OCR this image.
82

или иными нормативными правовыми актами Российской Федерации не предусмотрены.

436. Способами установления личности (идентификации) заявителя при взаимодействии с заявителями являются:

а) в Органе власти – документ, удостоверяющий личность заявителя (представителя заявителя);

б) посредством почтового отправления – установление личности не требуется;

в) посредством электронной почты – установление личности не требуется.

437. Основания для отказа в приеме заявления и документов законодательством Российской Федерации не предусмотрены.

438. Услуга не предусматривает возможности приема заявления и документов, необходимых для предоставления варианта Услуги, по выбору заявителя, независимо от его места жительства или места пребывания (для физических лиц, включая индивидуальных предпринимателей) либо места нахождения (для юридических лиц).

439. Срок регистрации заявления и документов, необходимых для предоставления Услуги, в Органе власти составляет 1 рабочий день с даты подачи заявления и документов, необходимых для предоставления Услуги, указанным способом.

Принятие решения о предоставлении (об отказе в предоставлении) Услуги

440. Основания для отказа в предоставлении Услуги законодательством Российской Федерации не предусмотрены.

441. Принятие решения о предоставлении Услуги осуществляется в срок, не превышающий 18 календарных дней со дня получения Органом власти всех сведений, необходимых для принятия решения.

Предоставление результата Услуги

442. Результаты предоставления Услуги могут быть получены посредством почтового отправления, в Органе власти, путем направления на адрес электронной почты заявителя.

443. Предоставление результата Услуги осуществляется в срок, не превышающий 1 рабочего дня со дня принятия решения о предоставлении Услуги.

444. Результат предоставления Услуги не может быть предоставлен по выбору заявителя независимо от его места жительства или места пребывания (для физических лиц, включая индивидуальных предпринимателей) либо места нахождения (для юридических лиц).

=-=-=-=-=

Tally the lines of the material above that contain the word "принятия" and report the total alone.

2